*Challenge*
Copy all lines below exactly as written. Leave pictures out.

*Task data*
=-=-=-=-=

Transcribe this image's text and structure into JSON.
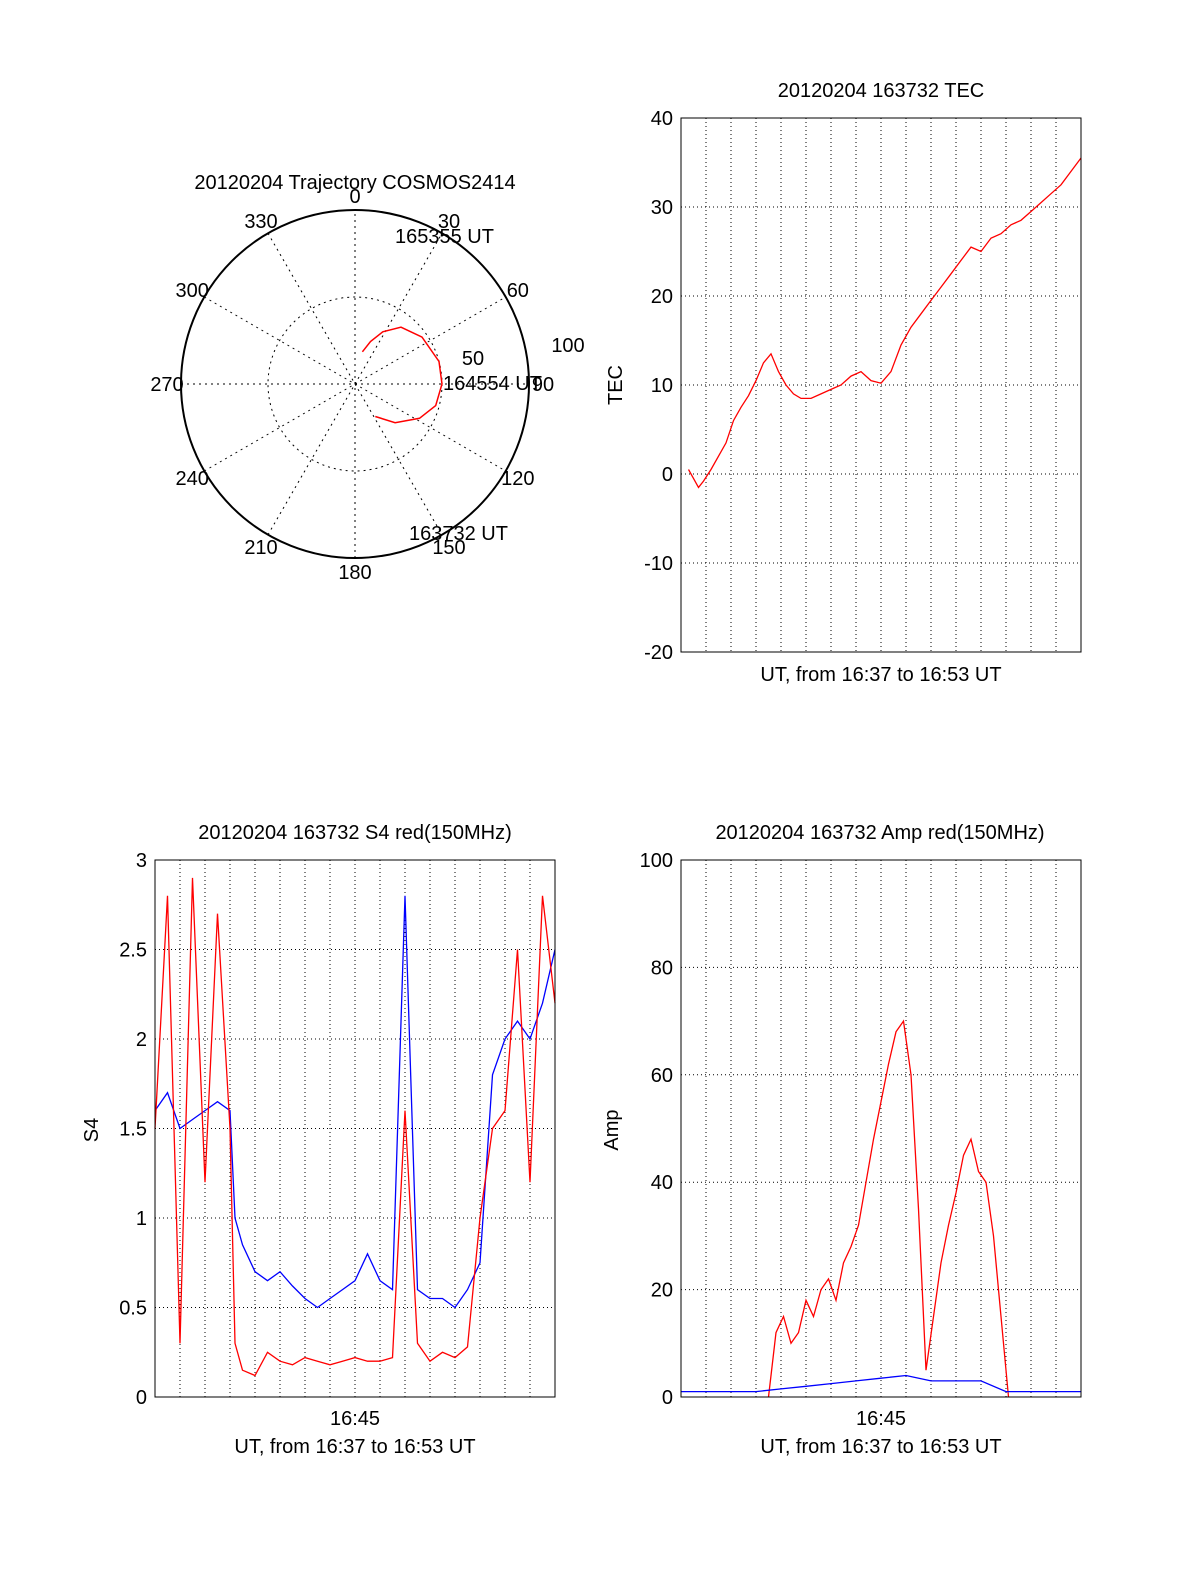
{
  "figure_id": "",
  "chart_data": [
    {
      "type": "polar",
      "title": "20120204 Trajectory COSMOS2414",
      "azimuth_labels": [
        "0",
        "30",
        "60",
        "90",
        "120",
        "150",
        "180",
        "210",
        "240",
        "270",
        "300",
        "330"
      ],
      "radius_labels": [
        "50",
        "100"
      ],
      "grid": true,
      "trajectory": {
        "color": "#ff0000",
        "points": [
          {
            "azimuth_deg": 13,
            "elevation": 19
          },
          {
            "azimuth_deg": 20,
            "elevation": 26
          },
          {
            "azimuth_deg": 28,
            "elevation": 34
          },
          {
            "azimuth_deg": 39,
            "elevation": 42
          },
          {
            "azimuth_deg": 55,
            "elevation": 47
          },
          {
            "azimuth_deg": 75,
            "elevation": 50
          },
          {
            "azimuth_deg": 90,
            "elevation": 50
          },
          {
            "azimuth_deg": 105,
            "elevation": 48
          },
          {
            "azimuth_deg": 118,
            "elevation": 42
          },
          {
            "azimuth_deg": 134,
            "elevation": 32
          },
          {
            "azimuth_deg": 148,
            "elevation": 22
          }
        ],
        "labels": [
          {
            "text": "165355 UT",
            "azimuth_deg": 13,
            "elevation": 19
          },
          {
            "text": "164554 UT",
            "azimuth_deg": 90,
            "elevation": 50
          },
          {
            "text": "163732 UT",
            "azimuth_deg": 148,
            "elevation": 22
          }
        ]
      }
    },
    {
      "type": "line",
      "title": "20120204 163732 TEC",
      "xlabel": "UT, from 16:37 to 16:53 UT",
      "ylabel": "TEC",
      "xlim": [
        0,
        16
      ],
      "ylim": [
        -20,
        40
      ],
      "yticks": [
        "-20",
        "-10",
        "0",
        "10",
        "20",
        "30",
        "40"
      ],
      "grid": true,
      "series": [
        {
          "color": "#ff0000",
          "x": [
            0.3,
            0.5,
            0.7,
            0.9,
            1.2,
            1.5,
            1.8,
            2.1,
            2.4,
            2.7,
            3.0,
            3.3,
            3.6,
            3.9,
            4.2,
            4.5,
            4.8,
            5.2,
            5.6,
            6.0,
            6.4,
            6.8,
            7.2,
            7.6,
            8.0,
            8.4,
            8.8,
            9.2,
            9.6,
            10.0,
            10.4,
            10.8,
            11.2,
            11.6,
            12.0,
            12.4,
            12.8,
            13.2,
            13.6,
            14.0,
            14.4,
            14.8,
            15.2,
            15.6,
            16.0
          ],
          "values": [
            0.5,
            -0.5,
            -1.5,
            -0.8,
            0.5,
            2.0,
            3.5,
            6.0,
            7.5,
            8.8,
            10.5,
            12.5,
            13.5,
            11.5,
            10.0,
            9.0,
            8.5,
            8.5,
            9.0,
            9.5,
            10.0,
            11.0,
            11.5,
            10.5,
            10.2,
            11.5,
            14.5,
            16.5,
            18.0,
            19.5,
            21.0,
            22.5,
            24.0,
            25.5,
            25.0,
            26.5,
            27.0,
            28.0,
            28.5,
            29.5,
            30.5,
            31.5,
            32.5,
            34.0,
            35.5
          ]
        }
      ]
    },
    {
      "type": "line",
      "title": "20120204 163732 S4 red(150MHz)",
      "xlabel": "UT, from 16:37 to 16:53 UT",
      "ylabel": "S4",
      "xticklabel": "16:45",
      "xtick_value": 8,
      "xlim": [
        0,
        16
      ],
      "ylim": [
        0,
        3
      ],
      "yticks": [
        "0",
        "0.5",
        "1",
        "1.5",
        "2",
        "2.5",
        "3"
      ],
      "grid": true,
      "series": [
        {
          "color": "#0000ff",
          "x": [
            0,
            0.5,
            1.0,
            1.5,
            2.0,
            2.5,
            3.0,
            3.2,
            3.5,
            4.0,
            4.5,
            5.0,
            5.5,
            6.0,
            6.5,
            7.0,
            7.5,
            8.0,
            8.5,
            9.0,
            9.5,
            10.0,
            10.5,
            11.0,
            11.5,
            12.0,
            12.5,
            13.0,
            13.5,
            14.0,
            14.5,
            15.0,
            15.5,
            16.0
          ],
          "values": [
            1.6,
            1.7,
            1.5,
            1.55,
            1.6,
            1.65,
            1.6,
            1.0,
            0.85,
            0.7,
            0.65,
            0.7,
            0.62,
            0.55,
            0.5,
            0.55,
            0.6,
            0.65,
            0.8,
            0.65,
            0.6,
            2.8,
            0.6,
            0.55,
            0.55,
            0.5,
            0.6,
            0.75,
            1.8,
            2.0,
            2.1,
            2.0,
            2.2,
            2.5
          ]
        },
        {
          "color": "#ff0000",
          "x": [
            0,
            0.5,
            1.0,
            1.5,
            2.0,
            2.5,
            3.0,
            3.2,
            3.5,
            4.0,
            4.5,
            5.0,
            5.5,
            6.0,
            6.5,
            7.0,
            7.5,
            8.0,
            8.5,
            9.0,
            9.5,
            10.0,
            10.5,
            11.0,
            11.5,
            12.0,
            12.5,
            13.0,
            13.5,
            14.0,
            14.5,
            15.0,
            15.5,
            16.0
          ],
          "values": [
            1.5,
            2.8,
            0.3,
            2.9,
            1.2,
            2.7,
            1.5,
            0.3,
            0.15,
            0.12,
            0.25,
            0.2,
            0.18,
            0.22,
            0.2,
            0.18,
            0.2,
            0.22,
            0.2,
            0.2,
            0.22,
            1.6,
            0.3,
            0.2,
            0.25,
            0.22,
            0.28,
            1.0,
            1.5,
            1.6,
            2.5,
            1.2,
            2.8,
            2.2
          ]
        }
      ]
    },
    {
      "type": "line",
      "title": "20120204 163732 Amp red(150MHz)",
      "xlabel": "UT, from 16:37 to 16:53 UT",
      "ylabel": "Amp",
      "xticklabel": "16:45",
      "xtick_value": 8,
      "xlim": [
        0,
        16
      ],
      "ylim": [
        0,
        100
      ],
      "yticks": [
        "0",
        "20",
        "40",
        "60",
        "80",
        "100"
      ],
      "grid": true,
      "series": [
        {
          "color": "#ff0000",
          "x": [
            3.5,
            3.8,
            4.1,
            4.4,
            4.7,
            5.0,
            5.3,
            5.6,
            5.9,
            6.2,
            6.5,
            6.8,
            7.1,
            7.4,
            7.7,
            8.0,
            8.3,
            8.6,
            8.9,
            9.2,
            9.5,
            9.8,
            10.1,
            10.4,
            10.7,
            11.0,
            11.3,
            11.6,
            11.9,
            12.2,
            12.5,
            12.8,
            13.1
          ],
          "values": [
            0,
            12,
            15,
            10,
            12,
            18,
            15,
            20,
            22,
            18,
            25,
            28,
            32,
            40,
            48,
            55,
            62,
            68,
            70,
            60,
            35,
            5,
            15,
            25,
            32,
            38,
            45,
            48,
            42,
            40,
            30,
            15,
            0
          ]
        },
        {
          "color": "#0000ff",
          "x": [
            0,
            1,
            2,
            3,
            4,
            5,
            6,
            7,
            8,
            9,
            10,
            11,
            12,
            13,
            14,
            15,
            16
          ],
          "values": [
            1,
            1,
            1,
            1,
            1.5,
            2,
            2.5,
            3,
            3.5,
            4,
            3,
            3,
            3,
            1,
            1,
            1,
            1
          ]
        }
      ]
    }
  ]
}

=-=-=-=-=

*Result for this exercise*
Transcribe this image's text and structure into JSON.
{
  "figure_id": "",
  "chart_data": [
    {
      "type": "polar",
      "title": "20120204 Trajectory COSMOS2414",
      "azimuth_labels": [
        "0",
        "30",
        "60",
        "90",
        "120",
        "150",
        "180",
        "210",
        "240",
        "270",
        "300",
        "330"
      ],
      "radius_labels": [
        "50",
        "100"
      ],
      "grid": true,
      "trajectory": {
        "color": "#ff0000",
        "points": [
          {
            "azimuth_deg": 13,
            "elevation": 19
          },
          {
            "azimuth_deg": 20,
            "elevation": 26
          },
          {
            "azimuth_deg": 28,
            "elevation": 34
          },
          {
            "azimuth_deg": 39,
            "elevation": 42
          },
          {
            "azimuth_deg": 55,
            "elevation": 47
          },
          {
            "azimuth_deg": 75,
            "elevation": 50
          },
          {
            "azimuth_deg": 90,
            "elevation": 50
          },
          {
            "azimuth_deg": 105,
            "elevation": 48
          },
          {
            "azimuth_deg": 118,
            "elevation": 42
          },
          {
            "azimuth_deg": 134,
            "elevation": 32
          },
          {
            "azimuth_deg": 148,
            "elevation": 22
          }
        ],
        "labels": [
          {
            "text": "165355 UT",
            "azimuth_deg": 13,
            "elevation": 19
          },
          {
            "text": "164554 UT",
            "azimuth_deg": 90,
            "elevation": 50
          },
          {
            "text": "163732 UT",
            "azimuth_deg": 148,
            "elevation": 22
          }
        ]
      }
    },
    {
      "type": "line",
      "title": "20120204 163732 TEC",
      "xlabel": "UT, from 16:37 to 16:53 UT",
      "ylabel": "TEC",
      "xlim": [
        0,
        16
      ],
      "ylim": [
        -20,
        40
      ],
      "yticks": [
        "-20",
        "-10",
        "0",
        "10",
        "20",
        "30",
        "40"
      ],
      "grid": true,
      "series": [
        {
          "color": "#ff0000",
          "x": [
            0.3,
            0.5,
            0.7,
            0.9,
            1.2,
            1.5,
            1.8,
            2.1,
            2.4,
            2.7,
            3.0,
            3.3,
            3.6,
            3.9,
            4.2,
            4.5,
            4.8,
            5.2,
            5.6,
            6.0,
            6.4,
            6.8,
            7.2,
            7.6,
            8.0,
            8.4,
            8.8,
            9.2,
            9.6,
            10.0,
            10.4,
            10.8,
            11.2,
            11.6,
            12.0,
            12.4,
            12.8,
            13.2,
            13.6,
            14.0,
            14.4,
            14.8,
            15.2,
            15.6,
            16.0
          ],
          "values": [
            0.5,
            -0.5,
            -1.5,
            -0.8,
            0.5,
            2.0,
            3.5,
            6.0,
            7.5,
            8.8,
            10.5,
            12.5,
            13.5,
            11.5,
            10.0,
            9.0,
            8.5,
            8.5,
            9.0,
            9.5,
            10.0,
            11.0,
            11.5,
            10.5,
            10.2,
            11.5,
            14.5,
            16.5,
            18.0,
            19.5,
            21.0,
            22.5,
            24.0,
            25.5,
            25.0,
            26.5,
            27.0,
            28.0,
            28.5,
            29.5,
            30.5,
            31.5,
            32.5,
            34.0,
            35.5
          ]
        }
      ]
    },
    {
      "type": "line",
      "title": "20120204 163732 S4 red(150MHz)",
      "xlabel": "UT, from 16:37 to 16:53 UT",
      "ylabel": "S4",
      "xticklabel": "16:45",
      "xtick_value": 8,
      "xlim": [
        0,
        16
      ],
      "ylim": [
        0,
        3
      ],
      "yticks": [
        "0",
        "0.5",
        "1",
        "1.5",
        "2",
        "2.5",
        "3"
      ],
      "grid": true,
      "series": [
        {
          "color": "#0000ff",
          "x": [
            0,
            0.5,
            1.0,
            1.5,
            2.0,
            2.5,
            3.0,
            3.2,
            3.5,
            4.0,
            4.5,
            5.0,
            5.5,
            6.0,
            6.5,
            7.0,
            7.5,
            8.0,
            8.5,
            9.0,
            9.5,
            10.0,
            10.5,
            11.0,
            11.5,
            12.0,
            12.5,
            13.0,
            13.5,
            14.0,
            14.5,
            15.0,
            15.5,
            16.0
          ],
          "values": [
            1.6,
            1.7,
            1.5,
            1.55,
            1.6,
            1.65,
            1.6,
            1.0,
            0.85,
            0.7,
            0.65,
            0.7,
            0.62,
            0.55,
            0.5,
            0.55,
            0.6,
            0.65,
            0.8,
            0.65,
            0.6,
            2.8,
            0.6,
            0.55,
            0.55,
            0.5,
            0.6,
            0.75,
            1.8,
            2.0,
            2.1,
            2.0,
            2.2,
            2.5
          ]
        },
        {
          "color": "#ff0000",
          "x": [
            0,
            0.5,
            1.0,
            1.5,
            2.0,
            2.5,
            3.0,
            3.2,
            3.5,
            4.0,
            4.5,
            5.0,
            5.5,
            6.0,
            6.5,
            7.0,
            7.5,
            8.0,
            8.5,
            9.0,
            9.5,
            10.0,
            10.5,
            11.0,
            11.5,
            12.0,
            12.5,
            13.0,
            13.5,
            14.0,
            14.5,
            15.0,
            15.5,
            16.0
          ],
          "values": [
            1.5,
            2.8,
            0.3,
            2.9,
            1.2,
            2.7,
            1.5,
            0.3,
            0.15,
            0.12,
            0.25,
            0.2,
            0.18,
            0.22,
            0.2,
            0.18,
            0.2,
            0.22,
            0.2,
            0.2,
            0.22,
            1.6,
            0.3,
            0.2,
            0.25,
            0.22,
            0.28,
            1.0,
            1.5,
            1.6,
            2.5,
            1.2,
            2.8,
            2.2
          ]
        }
      ]
    },
    {
      "type": "line",
      "title": "20120204 163732 Amp red(150MHz)",
      "xlabel": "UT, from 16:37 to 16:53 UT",
      "ylabel": "Amp",
      "xticklabel": "16:45",
      "xtick_value": 8,
      "xlim": [
        0,
        16
      ],
      "ylim": [
        0,
        100
      ],
      "yticks": [
        "0",
        "20",
        "40",
        "60",
        "80",
        "100"
      ],
      "grid": true,
      "series": [
        {
          "color": "#ff0000",
          "x": [
            3.5,
            3.8,
            4.1,
            4.4,
            4.7,
            5.0,
            5.3,
            5.6,
            5.9,
            6.2,
            6.5,
            6.8,
            7.1,
            7.4,
            7.7,
            8.0,
            8.3,
            8.6,
            8.9,
            9.2,
            9.5,
            9.8,
            10.1,
            10.4,
            10.7,
            11.0,
            11.3,
            11.6,
            11.9,
            12.2,
            12.5,
            12.8,
            13.1
          ],
          "values": [
            0,
            12,
            15,
            10,
            12,
            18,
            15,
            20,
            22,
            18,
            25,
            28,
            32,
            40,
            48,
            55,
            62,
            68,
            70,
            60,
            35,
            5,
            15,
            25,
            32,
            38,
            45,
            48,
            42,
            40,
            30,
            15,
            0
          ]
        },
        {
          "color": "#0000ff",
          "x": [
            0,
            1,
            2,
            3,
            4,
            5,
            6,
            7,
            8,
            9,
            10,
            11,
            12,
            13,
            14,
            15,
            16
          ],
          "values": [
            1,
            1,
            1,
            1,
            1.5,
            2,
            2.5,
            3,
            3.5,
            4,
            3,
            3,
            3,
            1,
            1,
            1,
            1
          ]
        }
      ]
    }
  ]
}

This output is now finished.